* [Problem details]
Answer with nothing but a number: how many lines include the word "berikut"?

* [Record list]
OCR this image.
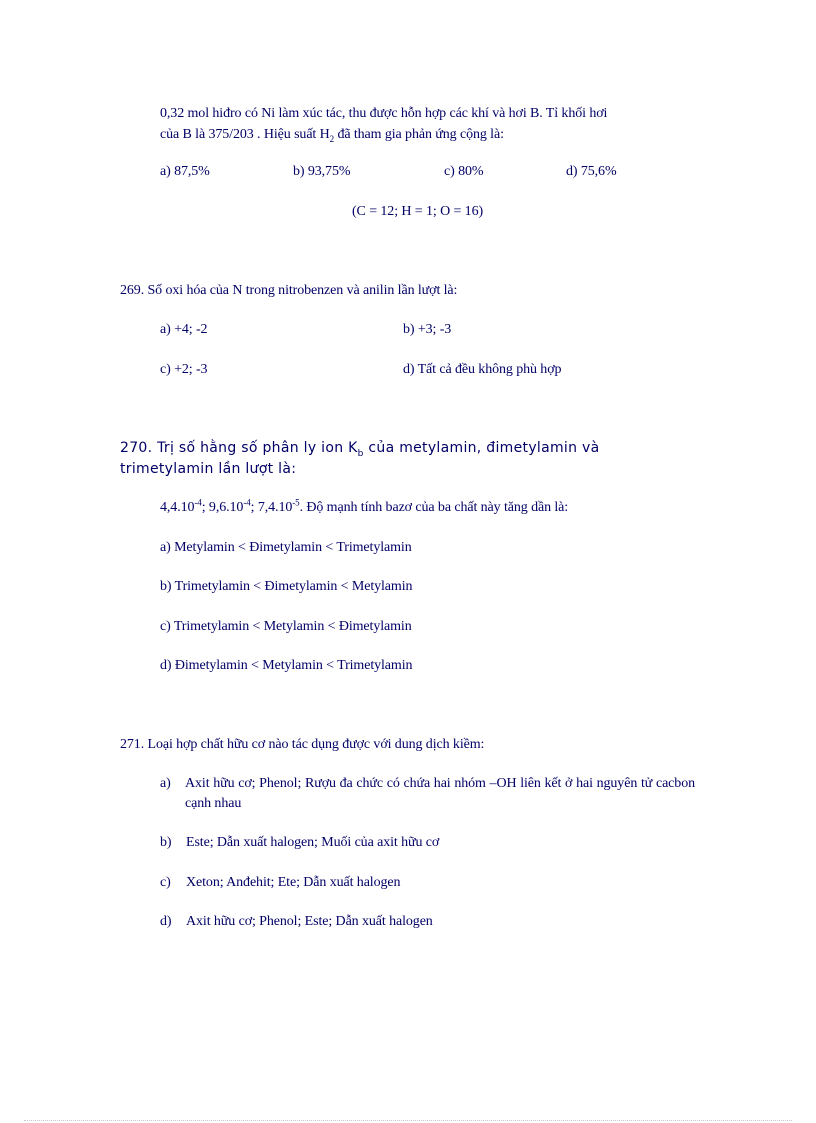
0,32 mol hiđro có Ni làm xúc tác, thu được hỗn hợp các khí và hơi B. Tỉ khối hơi
của B là 375/203 . Hiệu suất $H_2$ đã tham gia phản ứng cộng là:
a) 87,5%	b) 93,75%	c) 80%	d) 75,6%
(C = 12; H = 1; O = 16)
269. Số oxi hóa của N trong nitrobenzen và anilin lần lượt là:
a) +4; -2	b) +3; -3
c) +2; -3	d) Tất cả đều không phù hợp
270. Trị số hằng số phân ly ion $K_b$ của metylamin, đimetylamin và
trimetylamin lần lượt là:
$4,4.10^{-4}$; $9,6.10^{-4}$; $7,4.10^{-5}$. Độ mạnh tính bazơ của ba chất này tăng dần là:
a) Metylamin < Đimetylamin < Trimetylamin
b) Trimetylamin < Đimetylamin < Metylamin
c) Trimetylamin < Metylamin < Đimetylamin
d) Đimetylamin < Metylamin < Trimetylamin
271. Loại hợp chất hữu cơ nào tác dụng được với dung dịch kiềm:
a) Axit hữu cơ; Phenol; Rượu đa chức có chứa hai nhóm –OH liên kết ở hai nguyên tử cacbon cạnh nhau
b) Este; Dẫn xuất halogen; Muối của axit hữu cơ
c) Xeton; Anđehit; Ete; Dẫn xuất halogen
d) Axit hữu cơ; Phenol; Este; Dẫn xuất halogen
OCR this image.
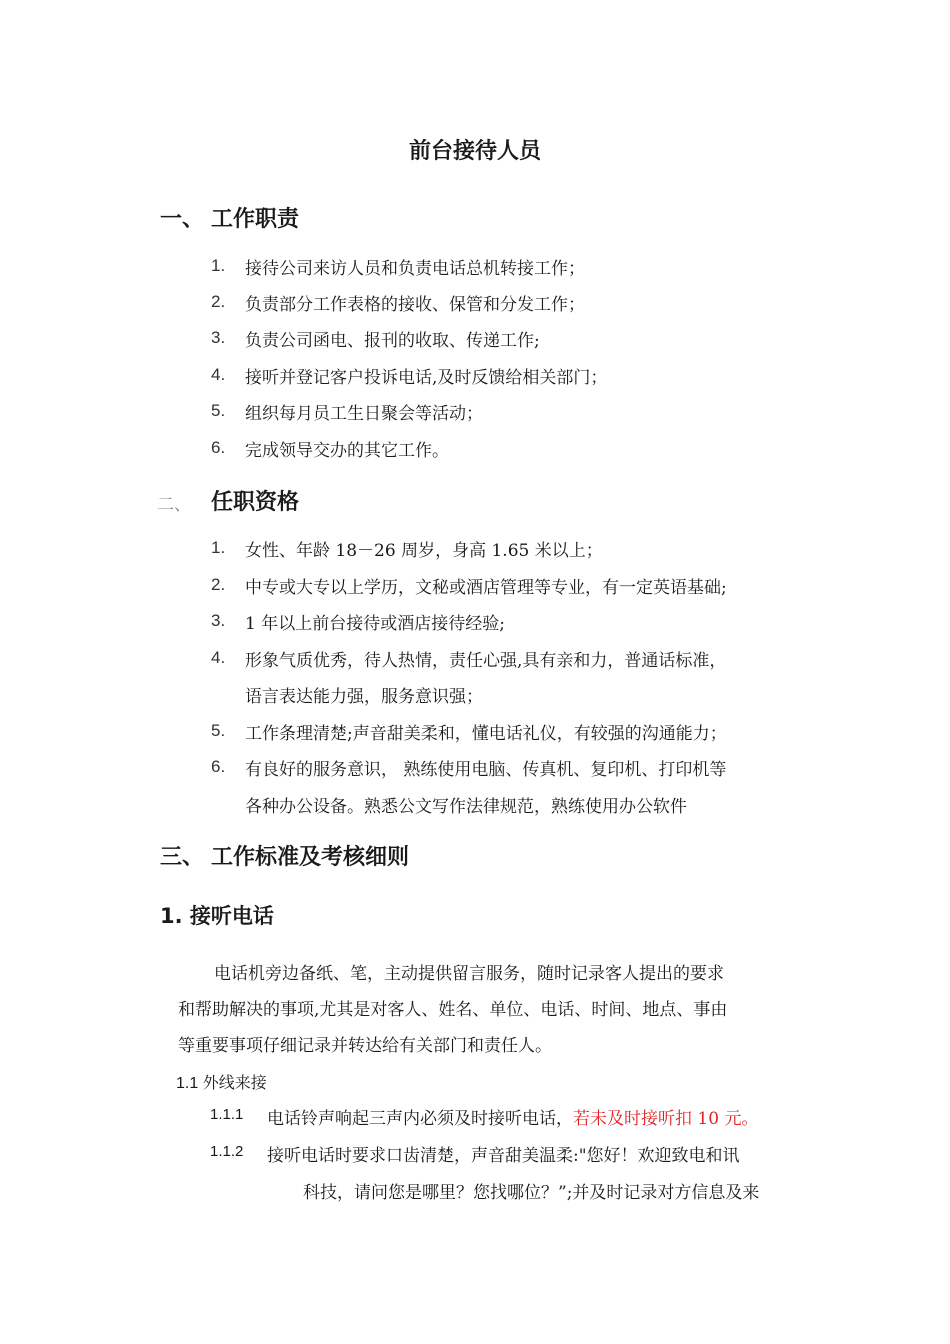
前台接待人员
一、 工作职责
1. 接待公司来访人员和负责电话总机转接工作；
2. 负责部分工作表格的接收、保管和分发工作；
3. 负责公司函电、报刊的收取、传递工作;
4. 接听并登记客户投诉电话,及时反馈给相关部门；
5. 组织每月员工生日聚会等活动；
6. 完成领导交办的其它工作。
二、 任职资格
1. 女性、年龄 18－26 周岁，身高 1.65 米以上；
2. 中专或大专以上学历，文秘或酒店管理等专业，有一定英语基础;
3. 1 年以上前台接待或酒店接待经验;
4. 形象气质优秀，待人热情，责任心强,具有亲和力，普通话标准，
语言表达能力强，服务意识强；
5. 工作条理清楚;声音甜美柔和，懂电话礼仪，有较强的沟通能力；
6. 有良好的服务意识， 熟练使用电脑、传真机、复印机、打印机等
各种办公设备。熟悉公文写作法律规范，熟练使用办公软件
三、 工作标准及考核细则
1. 接听电话
电话机旁边备纸、笔，主动提供留言服务，随时记录客人提出的要求
和帮助解决的事项,尤其是对客人、姓名、单位、电话、时间、地点、事由
等重要事项仔细记录并转达给有关部门和责任人。
1.1 外线来接
1.1.1 电话铃声响起三声内必须及时接听电话，若未及时接听扣 10 元。
1.1.2 接听电话时要求口齿清楚，声音甜美温柔:"您好！欢迎致电和讯
科技，请问您是哪里？您找哪位？”;并及时记录对方信息及来
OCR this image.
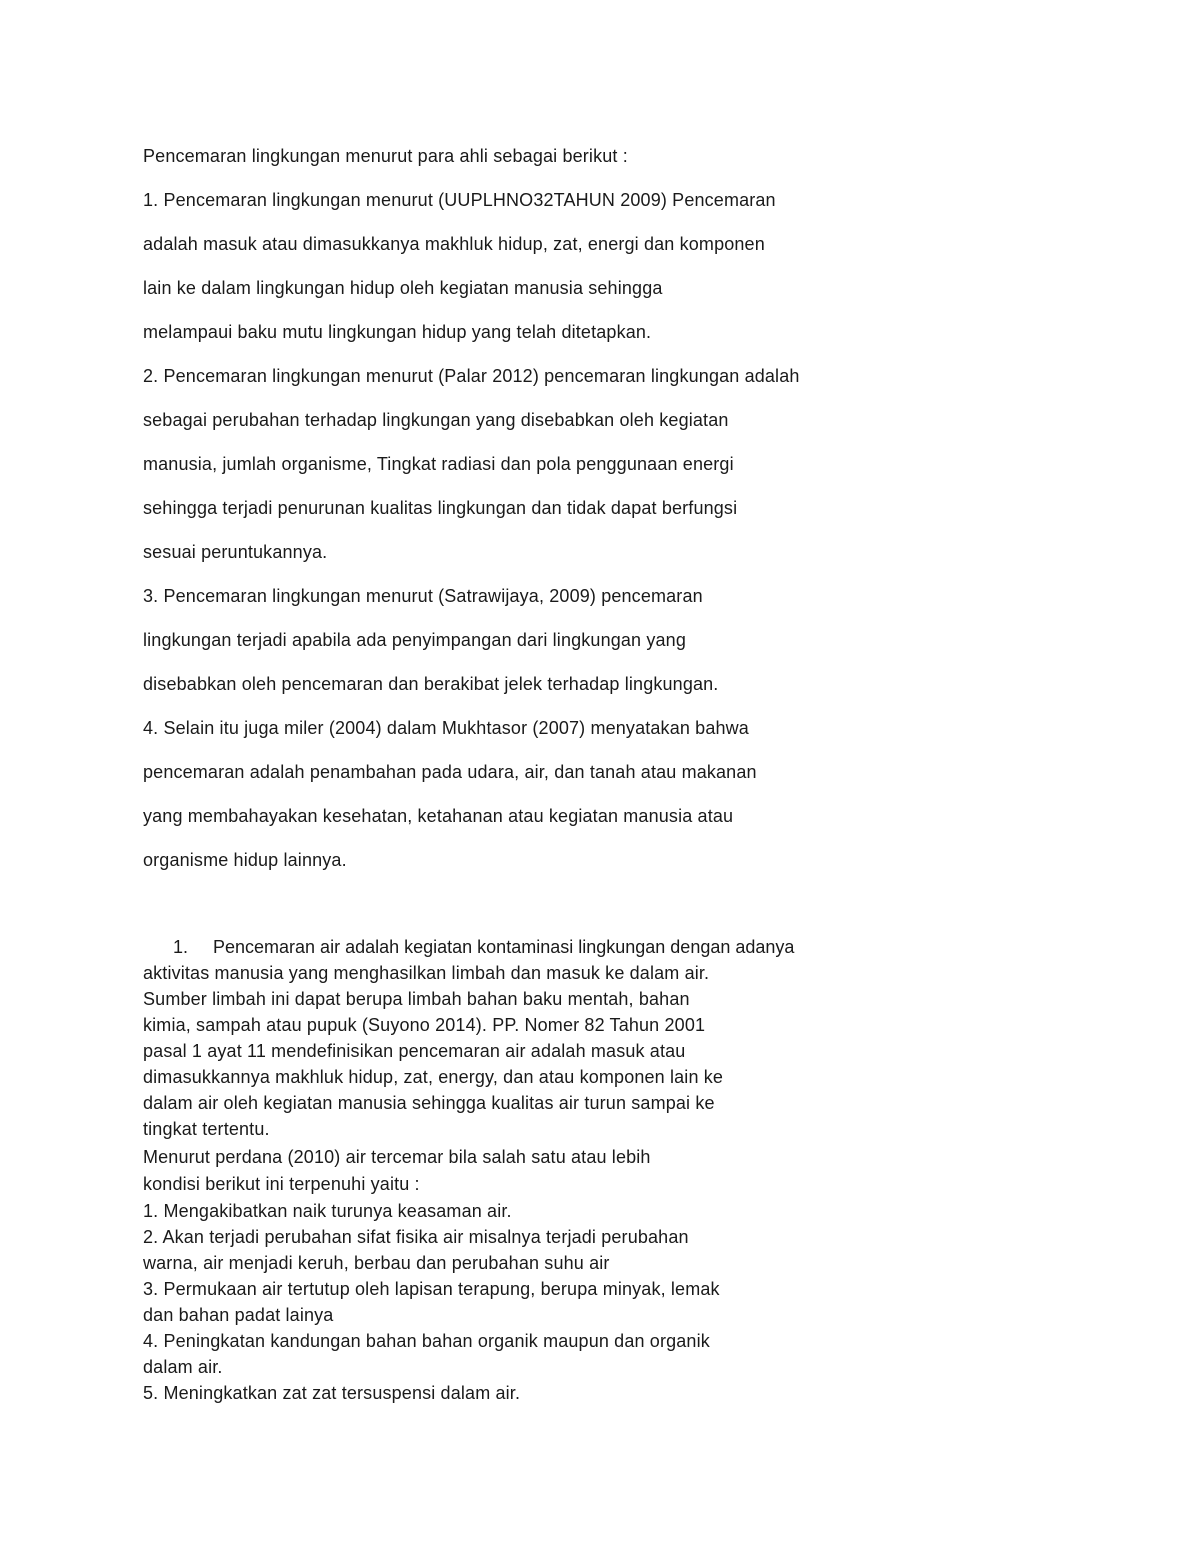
Pencemaran lingkungan menurut para ahli sebagai berikut :
1. Pencemaran lingkungan menurut (UUPLHNO32TAHUN 2009) Pencemaran
adalah masuk atau dimasukkanya makhluk hidup, zat, energi dan komponen
lain ke dalam lingkungan hidup oleh kegiatan manusia sehingga
melampaui baku mutu lingkungan hidup yang telah ditetapkan.
2. Pencemaran lingkungan menurut (Palar 2012) pencemaran lingkungan adalah
sebagai perubahan terhadap lingkungan yang disebabkan oleh kegiatan
manusia, jumlah organisme, Tingkat radiasi dan pola penggunaan energi
sehingga terjadi penurunan kualitas lingkungan dan tidak dapat berfungsi
sesuai peruntukannya.
3. Pencemaran lingkungan menurut (Satrawijaya, 2009) pencemaran
lingkungan terjadi apabila ada penyimpangan dari lingkungan yang
disebabkan oleh pencemaran dan berakibat jelek terhadap lingkungan.
4. Selain itu juga miler (2004) dalam Mukhtasor (2007) menyatakan bahwa
pencemaran adalah penambahan pada udara, air, dan tanah atau makanan
yang membahayakan kesehatan, ketahanan atau kegiatan manusia atau
organisme hidup lainnya.
1. Pencemaran air adalah kegiatan kontaminasi lingkungan dengan adanya
aktivitas manusia yang menghasilkan limbah dan masuk ke dalam air.
Sumber limbah ini dapat berupa limbah bahan baku mentah, bahan
kimia, sampah atau pupuk (Suyono 2014). PP. Nomer 82 Tahun 2001
pasal 1 ayat 11 mendefinisikan pencemaran air adalah masuk atau
dimasukkannya makhluk hidup, zat, energy, dan atau komponen lain ke
dalam air oleh kegiatan manusia sehingga kualitas air turun sampai ke
tingkat tertentu.
Menurut perdana (2010) air tercemar bila salah satu atau lebih
kondisi berikut ini terpenuhi yaitu :
1. Mengakibatkan naik turunya keasaman air.
2. Akan terjadi perubahan sifat fisika air misalnya terjadi perubahan
warna, air menjadi keruh, berbau dan perubahan suhu air
3. Permukaan air tertutup oleh lapisan terapung, berupa minyak, lemak
dan bahan padat lainya
4. Peningkatan kandungan bahan bahan organik maupun dan organik
dalam air.
5. Meningkatkan zat zat tersuspensi dalam air.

* [Expected output]
2